- DIRECTION: Omit all pictures. Copy the rest of the material exactly.

•••

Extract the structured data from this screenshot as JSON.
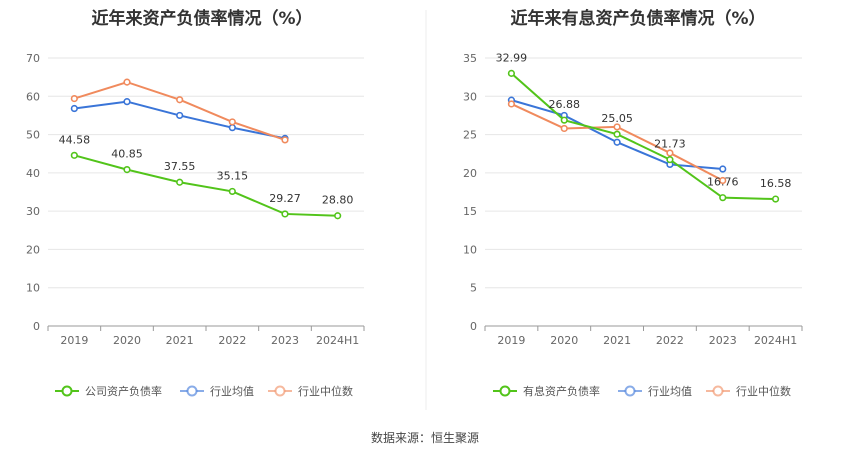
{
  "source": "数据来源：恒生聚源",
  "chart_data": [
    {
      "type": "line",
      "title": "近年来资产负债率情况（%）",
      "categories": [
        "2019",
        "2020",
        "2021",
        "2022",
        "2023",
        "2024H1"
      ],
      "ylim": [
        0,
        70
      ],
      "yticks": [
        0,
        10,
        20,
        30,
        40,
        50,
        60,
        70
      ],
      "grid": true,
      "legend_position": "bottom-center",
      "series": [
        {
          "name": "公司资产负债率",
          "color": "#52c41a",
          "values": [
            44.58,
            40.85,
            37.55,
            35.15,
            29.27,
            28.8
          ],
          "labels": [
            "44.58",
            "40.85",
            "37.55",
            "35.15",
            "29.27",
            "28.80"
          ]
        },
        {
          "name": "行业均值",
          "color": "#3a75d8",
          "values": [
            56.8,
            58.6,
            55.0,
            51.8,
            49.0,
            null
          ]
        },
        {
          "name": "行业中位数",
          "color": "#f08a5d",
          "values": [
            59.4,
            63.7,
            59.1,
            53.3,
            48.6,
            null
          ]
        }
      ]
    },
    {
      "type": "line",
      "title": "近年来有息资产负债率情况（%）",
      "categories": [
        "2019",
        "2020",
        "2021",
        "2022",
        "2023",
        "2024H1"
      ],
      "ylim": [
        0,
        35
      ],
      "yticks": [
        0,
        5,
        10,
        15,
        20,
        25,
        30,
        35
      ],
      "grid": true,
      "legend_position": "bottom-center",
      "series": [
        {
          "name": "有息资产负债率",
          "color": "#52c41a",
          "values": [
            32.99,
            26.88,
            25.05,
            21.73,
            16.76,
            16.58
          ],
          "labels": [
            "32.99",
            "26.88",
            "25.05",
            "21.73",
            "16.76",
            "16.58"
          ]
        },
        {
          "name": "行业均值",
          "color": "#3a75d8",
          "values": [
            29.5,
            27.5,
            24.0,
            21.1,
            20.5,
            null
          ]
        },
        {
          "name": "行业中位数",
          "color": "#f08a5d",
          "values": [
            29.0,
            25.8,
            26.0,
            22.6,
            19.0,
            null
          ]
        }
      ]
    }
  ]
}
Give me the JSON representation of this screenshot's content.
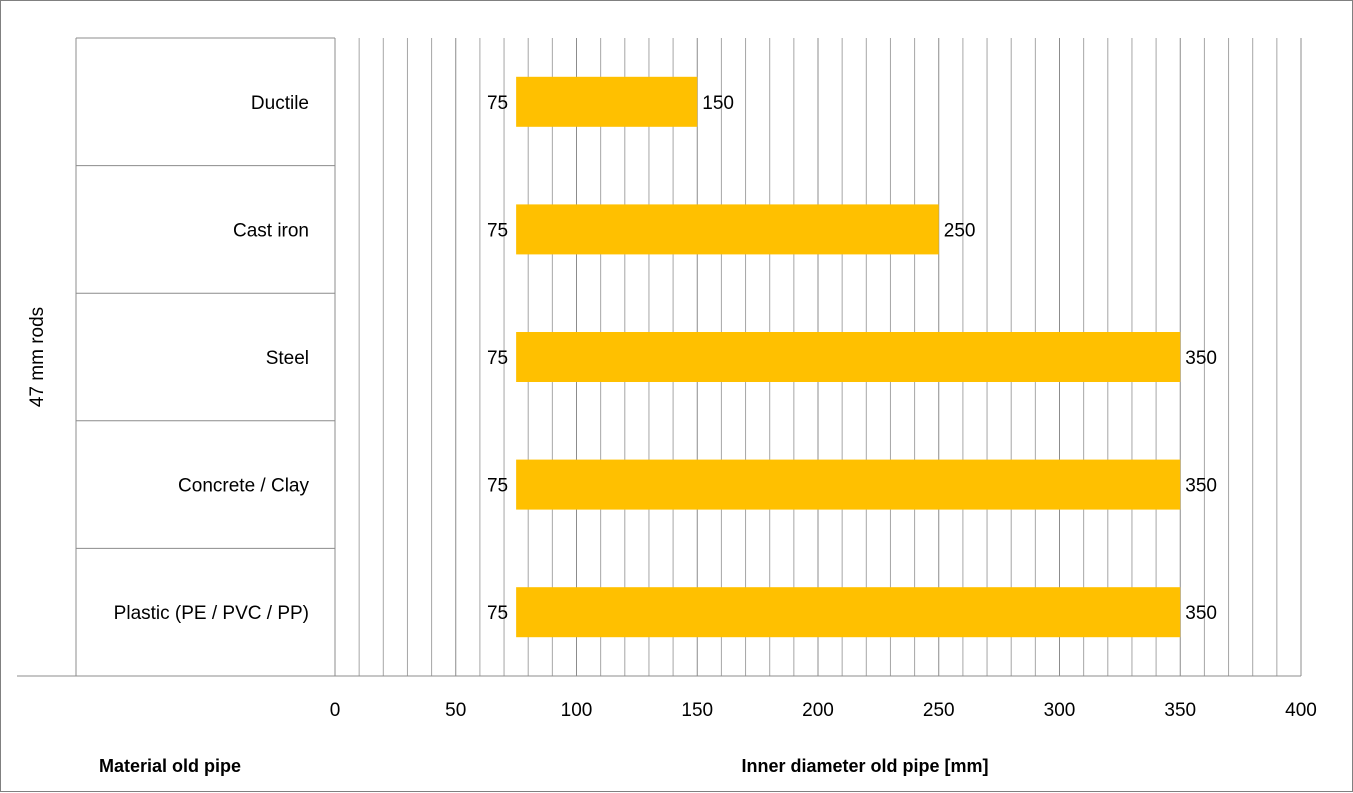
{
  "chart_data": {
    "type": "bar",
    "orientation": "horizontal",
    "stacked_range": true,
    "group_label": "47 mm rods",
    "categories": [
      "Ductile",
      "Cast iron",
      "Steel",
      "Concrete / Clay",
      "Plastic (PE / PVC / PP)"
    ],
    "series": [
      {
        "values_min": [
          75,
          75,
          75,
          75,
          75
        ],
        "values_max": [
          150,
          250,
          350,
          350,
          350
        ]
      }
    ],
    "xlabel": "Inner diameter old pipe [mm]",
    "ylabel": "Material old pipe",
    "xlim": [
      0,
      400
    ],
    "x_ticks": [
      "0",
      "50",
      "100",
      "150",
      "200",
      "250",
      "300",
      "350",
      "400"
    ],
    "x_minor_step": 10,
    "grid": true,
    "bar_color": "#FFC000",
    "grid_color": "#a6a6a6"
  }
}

•••

- ANSWER FOR THE TASK:
Extract the structured data from this screenshot as JSON.
{
  "source": "数据来源：恒生聚源",
  "chart_data": [
    {
      "type": "line",
      "title": "近年来资产负债率情况（%）",
      "categories": [
        "2019",
        "2020",
        "2021",
        "2022",
        "2023",
        "2024H1"
      ],
      "ylim": [
        0,
        70
      ],
      "yticks": [
        0,
        10,
        20,
        30,
        40,
        50,
        60,
        70
      ],
      "grid": true,
      "legend_position": "bottom-center",
      "series": [
        {
          "name": "公司资产负债率",
          "color": "#52c41a",
          "values": [
            44.58,
            40.85,
            37.55,
            35.15,
            29.27,
            28.8
          ],
          "labels": [
            "44.58",
            "40.85",
            "37.55",
            "35.15",
            "29.27",
            "28.80"
          ]
        },
        {
          "name": "行业均值",
          "color": "#3a75d8",
          "values": [
            56.8,
            58.6,
            55.0,
            51.8,
            49.0,
            null
          ]
        },
        {
          "name": "行业中位数",
          "color": "#f08a5d",
          "values": [
            59.4,
            63.7,
            59.1,
            53.3,
            48.6,
            null
          ]
        }
      ]
    },
    {
      "type": "line",
      "title": "近年来有息资产负债率情况（%）",
      "categories": [
        "2019",
        "2020",
        "2021",
        "2022",
        "2023",
        "2024H1"
      ],
      "ylim": [
        0,
        35
      ],
      "yticks": [
        0,
        5,
        10,
        15,
        20,
        25,
        30,
        35
      ],
      "grid": true,
      "legend_position": "bottom-center",
      "series": [
        {
          "name": "有息资产负债率",
          "color": "#52c41a",
          "values": [
            32.99,
            26.88,
            25.05,
            21.73,
            16.76,
            16.58
          ],
          "labels": [
            "32.99",
            "26.88",
            "25.05",
            "21.73",
            "16.76",
            "16.58"
          ]
        },
        {
          "name": "行业均值",
          "color": "#3a75d8",
          "values": [
            29.5,
            27.5,
            24.0,
            21.1,
            20.5,
            null
          ]
        },
        {
          "name": "行业中位数",
          "color": "#f08a5d",
          "values": [
            29.0,
            25.8,
            26.0,
            22.6,
            19.0,
            null
          ]
        }
      ]
    }
  ]
}
Give me the JSON representation of this screenshot's content.
{
  "chart_data": {
    "type": "bar",
    "orientation": "horizontal",
    "stacked_range": true,
    "group_label": "47 mm rods",
    "categories": [
      "Ductile",
      "Cast iron",
      "Steel",
      "Concrete / Clay",
      "Plastic (PE / PVC / PP)"
    ],
    "series": [
      {
        "values_min": [
          75,
          75,
          75,
          75,
          75
        ],
        "values_max": [
          150,
          250,
          350,
          350,
          350
        ]
      }
    ],
    "xlabel": "Inner diameter old pipe [mm]",
    "ylabel": "Material old pipe",
    "xlim": [
      0,
      400
    ],
    "x_ticks": [
      "0",
      "50",
      "100",
      "150",
      "200",
      "250",
      "300",
      "350",
      "400"
    ],
    "x_minor_step": 10,
    "grid": true,
    "bar_color": "#FFC000",
    "grid_color": "#a6a6a6"
  }
}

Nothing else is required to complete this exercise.